[Dataset rows]
⟨
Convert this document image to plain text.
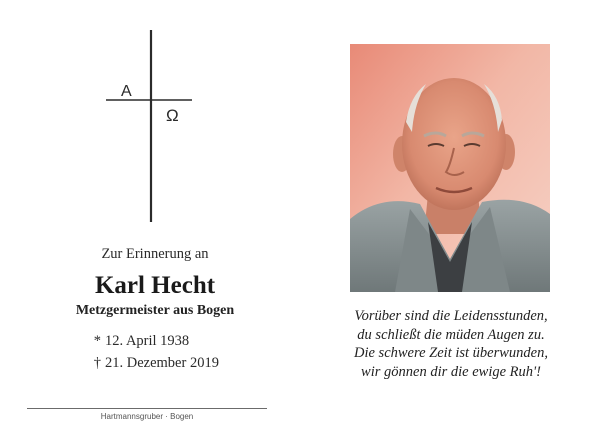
A
Ω
Zur Erinnerung an
Karl Hecht
Metzgermeister aus Bogen
* 12. April 1938
† 21. Dezember 2019
Hartmannsgruber · Bogen
Vorüber sind die Leidensstunden,
du schließt die müden Augen zu.
Die schwere Zeit ist überwunden,
wir gönnen dir die ewige Ruh'!
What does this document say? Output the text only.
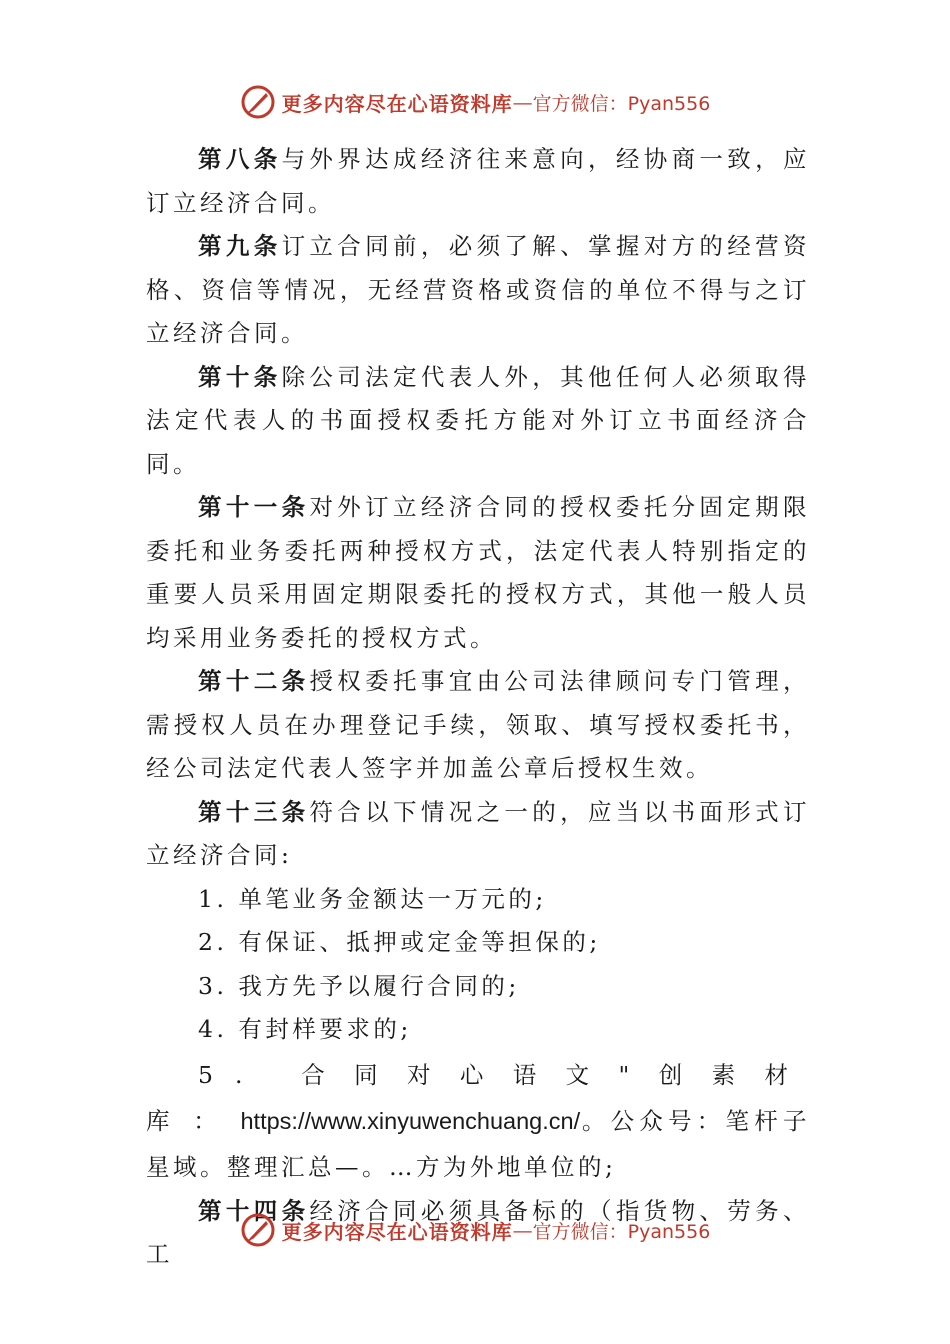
更多内容尽在心语资料库 — 官方微信：Pyan556

第八条与外界达成经济往来意向，经协商一致，应订立经济合同。

第九条订立合同前，必须了解、掌握对方的经营资格、资信等情况，无经营资格或资信的单位不得与之订立经济合同。

第十条除公司法定代表人外，其他任何人必须取得法定代表人的书面授权委托方能对外订立书面经济合同。

第十一条对外订立经济合同的授权委托分固定期限委托和业务委托两种授权方式，法定代表人特别指定的重要人员采用固定期限委托的授权方式，其他一般人员均采用业务委托的授权方式。

第十二条授权委托事宜由公司法律顾问专门管理，需授权人员在办理登记手续，领取、填写授权委托书，经公司法定代表人签字并加盖公章后授权生效。

第十三条符合以下情况之一的，应当以书面形式订立经济合同:

1. 单笔业务金额达一万元的;

2. 有保证、抵押或定金等担保的;

3. 我方先予以履行合同的;

4. 有封样要求的;

5. 合同对心语文"创素材库：https://www.xinyuwenchuang.cn/。公众号：笔杆子星域。整理汇总—。…方为外地单位的;

第十四条经济合同必须具备标的（指货物、劳务、工

更多内容尽在心语资料库 — 官方微信：Pyan556
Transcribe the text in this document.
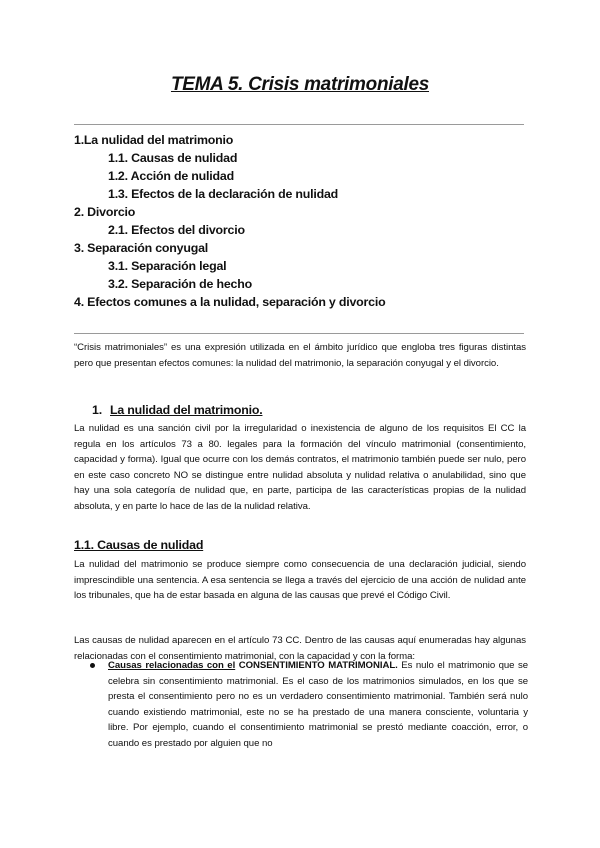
TEMA 5. Crisis matrimoniales
1.La nulidad del matrimonio
1.1. Causas de nulidad
1.2. Acción de nulidad
1.3. Efectos de la declaración de nulidad
2. Divorcio
2.1. Efectos del divorcio
3. Separación conyugal
3.1. Separación legal
3.2. Separación de hecho
4. Efectos comunes a la nulidad, separación y divorcio
“Crisis matrimoniales” es una expresión utilizada en el ámbito jurídico que engloba tres figuras distintas pero que presentan efectos comunes: la nulidad del matrimonio, la separación conyugal y el divorcio.
1. La nulidad del matrimonio.
La nulidad es una sanción civil por la irregularidad o inexistencia de alguno de los requisitos El CC la regula en los artículos 73 a 80. legales para la formación del vínculo matrimonial (consentimiento, capacidad y forma). Igual que ocurre con los demás contratos, el matrimonio también puede ser nulo, pero en este caso concreto NO se distingue entre nulidad absoluta y nulidad relativa o anulabilidad, sino que hay una sola categoría de nulidad que, en parte, participa de las características propias de la nulidad absoluta, y en parte lo hace de las de la nulidad relativa.
1.1. Causas de nulidad
La nulidad del matrimonio se produce siempre como consecuencia de una declaración judicial, siendo imprescindible una sentencia. A esa sentencia se llega a través del ejercicio de una acción de nulidad ante los tribunales, que ha de estar basada en alguna de las causas que prevé el Código Civil.
Las causas de nulidad aparecen en el artículo 73 CC. Dentro de las causas aquí enumeradas hay algunas relacionadas con el consentimiento matrimonial, con la capacidad y con la forma:
Causas relacionadas con el CONSENTIMIENTO MATRIMONIAL. Es nulo el matrimonio que se celebra sin consentimiento matrimonial. Es el caso de los matrimonios simulados, en los que se presta el consentimiento pero no es un verdadero consentimiento matrimonial. También será nulo cuando existiendo matrimonial, este no se ha prestado de una manera consciente, voluntaria y libre. Por ejemplo, cuando el consentimiento matrimonial se prestó mediante coacción, error, o cuando es prestado por alguien que no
⟩
● WORK TO BE COMPLETED: Scan the lines above for "conyugal", then copy every one that has it.

● RESULT BELOW:
3. Separación conyugal
“Crisis matrimoniales” es una expresión utilizada en el ámbito jurídico que engloba tres figuras distintas pero que presentan efectos comunes: la nulidad del matrimonio, la separación conyugal y el divorcio.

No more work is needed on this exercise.